Stored data entries
(begin)

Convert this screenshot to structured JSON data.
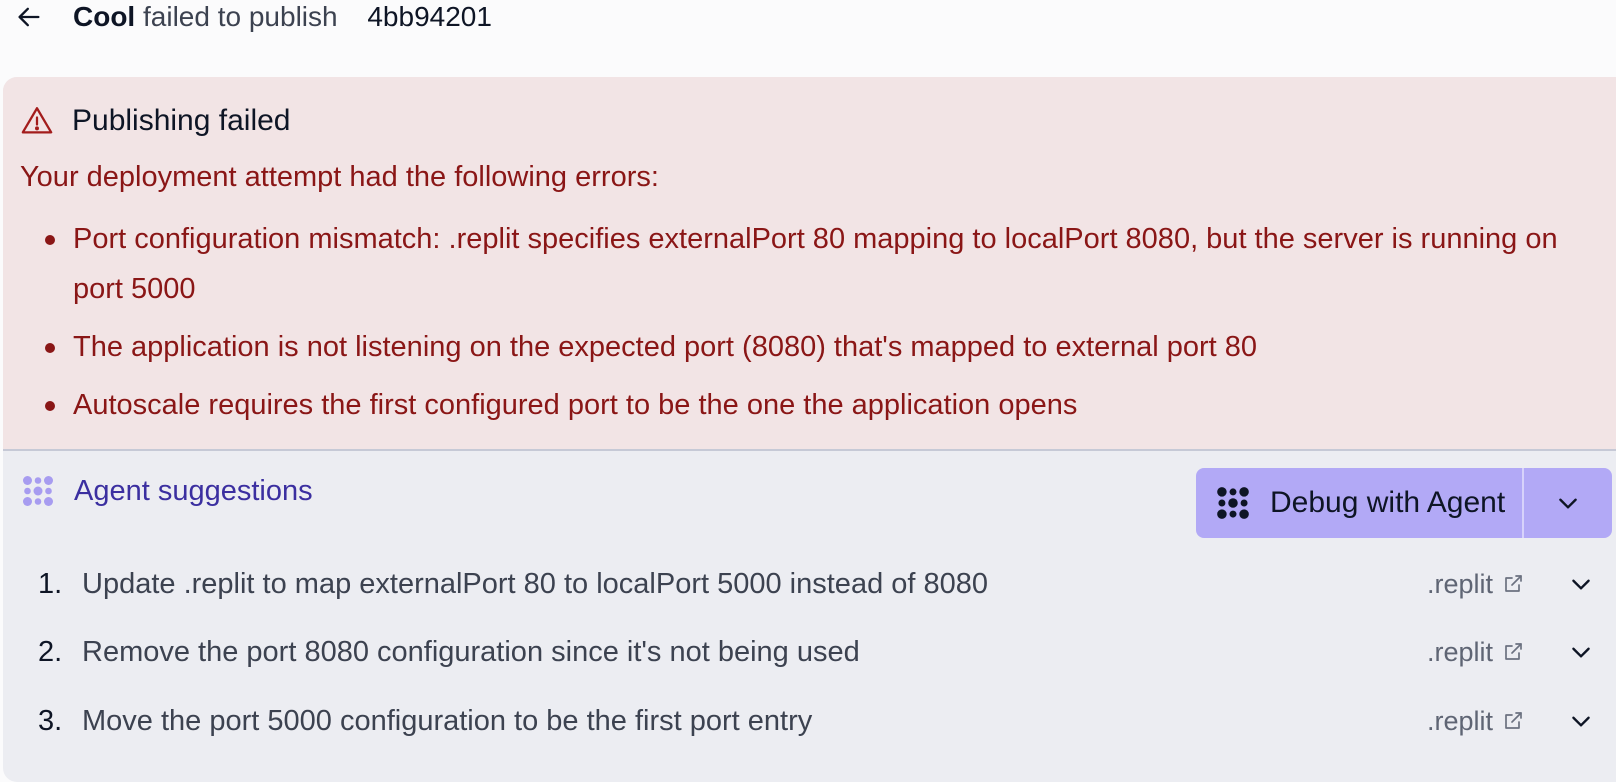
{
  "header": {
    "app_name": "Cool",
    "status_text": "failed to publish",
    "commit_id": "4bb94201"
  },
  "error": {
    "title": "Publishing failed",
    "intro": "Your deployment attempt had the following errors:",
    "items": [
      "Port configuration mismatch: .replit specifies externalPort 80 mapping to localPort 8080, but the server is running on port 5000",
      "The application is not listening on the expected port (8080) that's mapped to external port 80",
      "Autoscale requires the first configured port to be the one the application opens"
    ],
    "color": "#8a1616",
    "background": "#f2e4e5"
  },
  "suggestions": {
    "title": "Agent suggestions",
    "debug_button_label": "Debug with Agent",
    "accent": "#b2a9f6",
    "items": [
      {
        "number": "1.",
        "text": "Update .replit to map externalPort 80 to localPort 5000 instead of 8080",
        "file": ".replit"
      },
      {
        "number": "2.",
        "text": "Remove the port 8080 configuration since it's not being used",
        "file": ".replit"
      },
      {
        "number": "3.",
        "text": "Move the port 5000 configuration to be the first port entry",
        "file": ".replit"
      }
    ]
  },
  "icons": {
    "back": "arrow-left-icon",
    "warning": "warning-triangle-icon",
    "agent": "agent-icon",
    "chevron": "chevron-down-icon",
    "external": "external-link-icon"
  }
}
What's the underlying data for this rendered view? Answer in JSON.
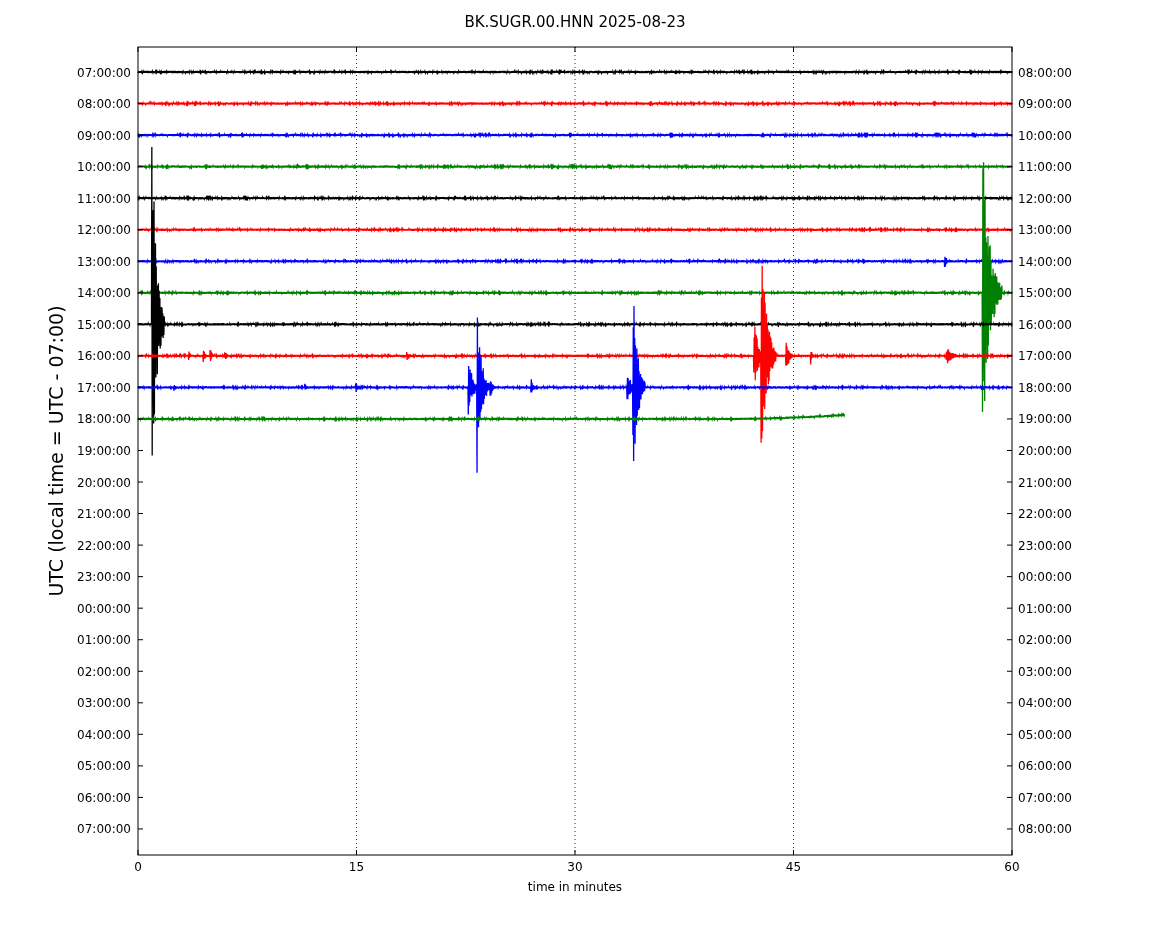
{
  "title": "BK.SUGR.00.HNN 2025-08-23",
  "ylabel": "UTC (local time = UTC - 07:00)",
  "xlabel": "time in minutes",
  "xticks": [
    "0",
    "15",
    "30",
    "45",
    "60"
  ],
  "left_ticks": [
    "07:00:00",
    "08:00:00",
    "09:00:00",
    "10:00:00",
    "11:00:00",
    "12:00:00",
    "13:00:00",
    "14:00:00",
    "15:00:00",
    "16:00:00",
    "17:00:00",
    "18:00:00",
    "19:00:00",
    "20:00:00",
    "21:00:00",
    "22:00:00",
    "23:00:00",
    "00:00:00",
    "01:00:00",
    "02:00:00",
    "03:00:00",
    "04:00:00",
    "05:00:00",
    "06:00:00",
    "07:00:00"
  ],
  "right_ticks": [
    "08:00:00",
    "09:00:00",
    "10:00:00",
    "11:00:00",
    "12:00:00",
    "13:00:00",
    "14:00:00",
    "15:00:00",
    "16:00:00",
    "17:00:00",
    "18:00:00",
    "19:00:00",
    "20:00:00",
    "21:00:00",
    "22:00:00",
    "23:00:00",
    "00:00:00",
    "01:00:00",
    "02:00:00",
    "03:00:00",
    "04:00:00",
    "05:00:00",
    "06:00:00",
    "07:00:00",
    "08:00:00"
  ],
  "traces": [
    {
      "color": "#000000"
    },
    {
      "color": "#ff0000"
    },
    {
      "color": "#0000ff"
    },
    {
      "color": "#008000"
    },
    {
      "color": "#000000"
    },
    {
      "color": "#ff0000"
    },
    {
      "color": "#0000ff"
    },
    {
      "color": "#008000"
    },
    {
      "color": "#000000"
    },
    {
      "color": "#ff0000"
    },
    {
      "color": "#0000ff"
    },
    {
      "color": "#008000"
    }
  ]
}
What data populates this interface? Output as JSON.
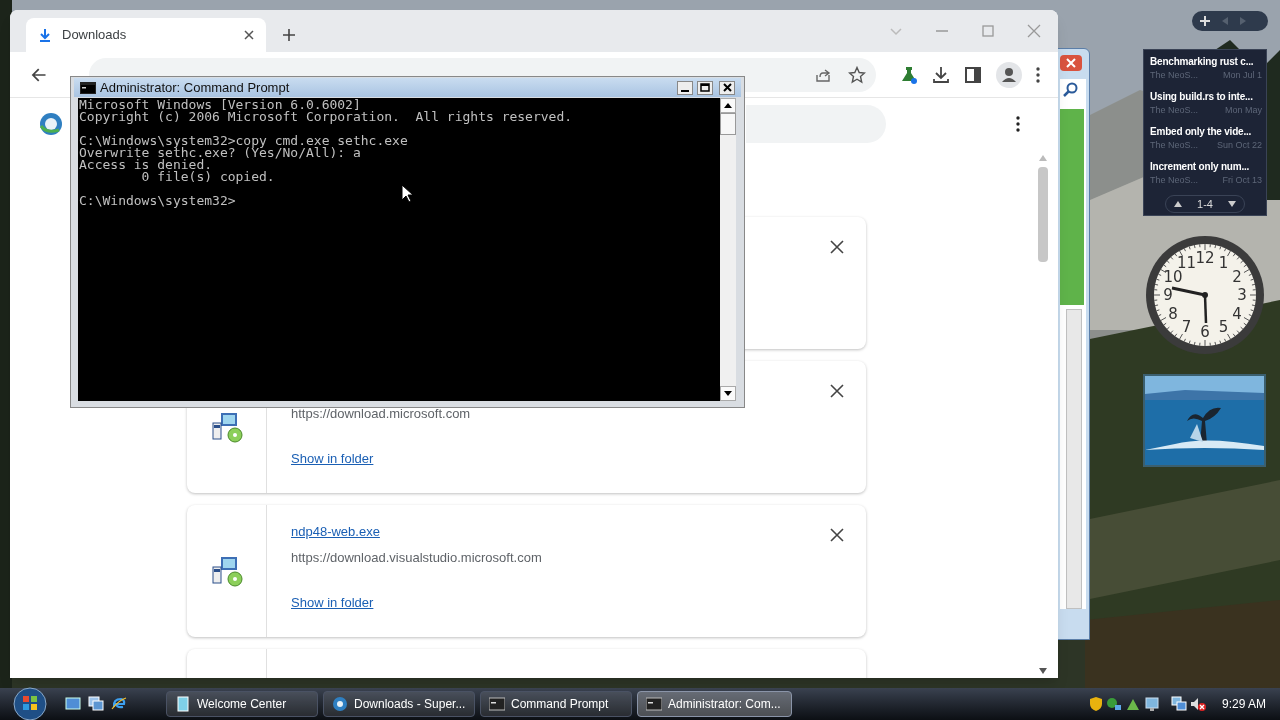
{
  "browser": {
    "tabs": [
      {
        "label": "Downloads",
        "selected": true
      }
    ],
    "downloads": [
      {
        "kind": "covered"
      },
      {
        "url": "https://download.microsoft.com",
        "link": "Show in folder"
      },
      {
        "name": "ndp48-web.exe",
        "url": "https://download.visualstudio.microsoft.com",
        "link": "Show in folder"
      },
      {
        "kind": "covered"
      }
    ]
  },
  "console": {
    "title": "Administrator: Command Prompt",
    "blocks": [
      [
        "Microsoft Windows [Version 6.0.6002]",
        "Copyright (c) 2006 Microsoft Corporation.  All rights reserved."
      ],
      [
        "C:\\Windows\\system32>copy cmd.exe sethc.exe",
        "Overwrite sethc.exe? (Yes/No/All): a",
        "Access is denied.",
        "        0 file(s) copied."
      ],
      [
        "C:\\Windows\\system32>"
      ]
    ]
  },
  "feed": {
    "items": [
      {
        "title": "Benchmarking rust c...",
        "source": "The NeoS...",
        "date": "Mon Jul 1"
      },
      {
        "title": "Using build.rs to inte...",
        "source": "The NeoS...",
        "date": "Mon May"
      },
      {
        "title": "Embed only the vide...",
        "source": "The NeoS...",
        "date": "Sun Oct 22"
      },
      {
        "title": "Increment only num...",
        "source": "The NeoS...",
        "date": "Fri Oct 13"
      }
    ],
    "pager": "1-4"
  },
  "clock": {
    "numerals": [
      "12",
      "11",
      "1",
      "10",
      "2",
      "9",
      "3",
      "8",
      "4",
      "7",
      "5",
      "6"
    ]
  },
  "taskbar": {
    "buttons": [
      {
        "label": "Welcome Center",
        "kind": "welcome",
        "selected": false
      },
      {
        "label": "Downloads - Super...",
        "kind": "browser",
        "selected": false
      },
      {
        "label": "Command Prompt",
        "kind": "console",
        "selected": false
      },
      {
        "label": "Administrator: Com...",
        "kind": "console",
        "selected": true
      }
    ],
    "time": "9:29 AM"
  }
}
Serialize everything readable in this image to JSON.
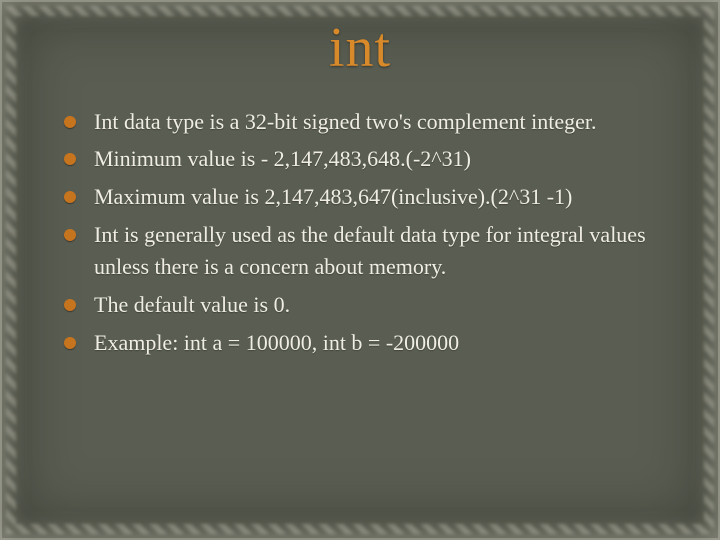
{
  "title": "int",
  "bullets": [
    "Int data type is a 32-bit signed two's complement integer.",
    "Minimum value is - 2,147,483,648.(-2^31)",
    "Maximum value is 2,147,483,647(inclusive).(2^31 -1)",
    "Int is generally used as the default data type for integral values unless there is a concern about memory.",
    "The default value is 0.",
    "Example: int a = 100000, int b = -200000"
  ]
}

(end)

Transcribe the full listing above exactly, with the images removed.

> **Answer to the problem**
Convert this screenshot to structured JSON data.
{
  "header": {
    "app_name": "Cool",
    "status_text": "failed to publish",
    "commit_id": "4bb94201"
  },
  "error": {
    "title": "Publishing failed",
    "intro": "Your deployment attempt had the following errors:",
    "items": [
      "Port configuration mismatch: .replit specifies externalPort 80 mapping to localPort 8080, but the server is running on port 5000",
      "The application is not listening on the expected port (8080) that's mapped to external port 80",
      "Autoscale requires the first configured port to be the one the application opens"
    ],
    "color": "#8a1616",
    "background": "#f2e4e5"
  },
  "suggestions": {
    "title": "Agent suggestions",
    "debug_button_label": "Debug with Agent",
    "accent": "#b2a9f6",
    "items": [
      {
        "number": "1.",
        "text": "Update .replit to map externalPort 80 to localPort 5000 instead of 8080",
        "file": ".replit"
      },
      {
        "number": "2.",
        "text": "Remove the port 8080 configuration since it's not being used",
        "file": ".replit"
      },
      {
        "number": "3.",
        "text": "Move the port 5000 configuration to be the first port entry",
        "file": ".replit"
      }
    ]
  },
  "icons": {
    "back": "arrow-left-icon",
    "warning": "warning-triangle-icon",
    "agent": "agent-icon",
    "chevron": "chevron-down-icon",
    "external": "external-link-icon"
  }
}
What's the underlying data for this rendered view? Answer in JSON.
{
  "title": "BK.SUGR.00.HNN 2025-08-23",
  "ylabel": "UTC (local time = UTC - 07:00)",
  "xlabel": "time in minutes",
  "xticks": [
    "0",
    "15",
    "30",
    "45",
    "60"
  ],
  "left_ticks": [
    "07:00:00",
    "08:00:00",
    "09:00:00",
    "10:00:00",
    "11:00:00",
    "12:00:00",
    "13:00:00",
    "14:00:00",
    "15:00:00",
    "16:00:00",
    "17:00:00",
    "18:00:00",
    "19:00:00",
    "20:00:00",
    "21:00:00",
    "22:00:00",
    "23:00:00",
    "00:00:00",
    "01:00:00",
    "02:00:00",
    "03:00:00",
    "04:00:00",
    "05:00:00",
    "06:00:00",
    "07:00:00"
  ],
  "right_ticks": [
    "08:00:00",
    "09:00:00",
    "10:00:00",
    "11:00:00",
    "12:00:00",
    "13:00:00",
    "14:00:00",
    "15:00:00",
    "16:00:00",
    "17:00:00",
    "18:00:00",
    "19:00:00",
    "20:00:00",
    "21:00:00",
    "22:00:00",
    "23:00:00",
    "00:00:00",
    "01:00:00",
    "02:00:00",
    "03:00:00",
    "04:00:00",
    "05:00:00",
    "06:00:00",
    "07:00:00",
    "08:00:00"
  ],
  "traces": [
    {
      "color": "#000000"
    },
    {
      "color": "#ff0000"
    },
    {
      "color": "#0000ff"
    },
    {
      "color": "#008000"
    },
    {
      "color": "#000000"
    },
    {
      "color": "#ff0000"
    },
    {
      "color": "#0000ff"
    },
    {
      "color": "#008000"
    },
    {
      "color": "#000000"
    },
    {
      "color": "#ff0000"
    },
    {
      "color": "#0000ff"
    },
    {
      "color": "#008000"
    }
  ]
}
What data populates this interface? Output as JSON.
{
  "browser": {
    "tabs": [
      {
        "label": "Downloads",
        "selected": true
      }
    ],
    "downloads": [
      {
        "kind": "covered"
      },
      {
        "url": "https://download.microsoft.com",
        "link": "Show in folder"
      },
      {
        "name": "ndp48-web.exe",
        "url": "https://download.visualstudio.microsoft.com",
        "link": "Show in folder"
      },
      {
        "kind": "covered"
      }
    ]
  },
  "console": {
    "title": "Administrator: Command Prompt",
    "blocks": [
      [
        "Microsoft Windows [Version 6.0.6002]",
        "Copyright (c) 2006 Microsoft Corporation.  All rights reserved."
      ],
      [
        "C:\\Windows\\system32>copy cmd.exe sethc.exe",
        "Overwrite sethc.exe? (Yes/No/All): a",
        "Access is denied.",
        "        0 file(s) copied."
      ],
      [
        "C:\\Windows\\system32>"
      ]
    ]
  },
  "feed": {
    "items": [
      {
        "title": "Benchmarking rust c...",
        "source": "The NeoS...",
        "date": "Mon Jul 1"
      },
      {
        "title": "Using build.rs to inte...",
        "source": "The NeoS...",
        "date": "Mon May"
      },
      {
        "title": "Embed only the vide...",
        "source": "The NeoS...",
        "date": "Sun Oct 22"
      },
      {
        "title": "Increment only num...",
        "source": "The NeoS...",
        "date": "Fri Oct 13"
      }
    ],
    "pager": "1-4"
  },
  "clock": {
    "numerals": [
      "12",
      "11",
      "1",
      "10",
      "2",
      "9",
      "3",
      "8",
      "4",
      "7",
      "5",
      "6"
    ]
  },
  "taskbar": {
    "buttons": [
      {
        "label": "Welcome Center",
        "kind": "welcome",
        "selected": false
      },
      {
        "label": "Downloads - Super...",
        "kind": "browser",
        "selected": false
      },
      {
        "label": "Command Prompt",
        "kind": "console",
        "selected": false
      },
      {
        "label": "Administrator: Com...",
        "kind": "console",
        "selected": true
      }
    ],
    "time": "9:29 AM"
  }
}
Serialize everything readable in this image to JSON.
{
  "title": "int",
  "bullets": [
    "Int data type is a 32-bit signed two's complement integer.",
    "Minimum value is - 2,147,483,648.(-2^31)",
    "Maximum value is 2,147,483,647(inclusive).(2^31 -1)",
    "Int is generally used as the default data type for integral values unless there is a concern about memory.",
    "The default value is 0.",
    "Example: int a = 100000, int b = -200000"
  ]
}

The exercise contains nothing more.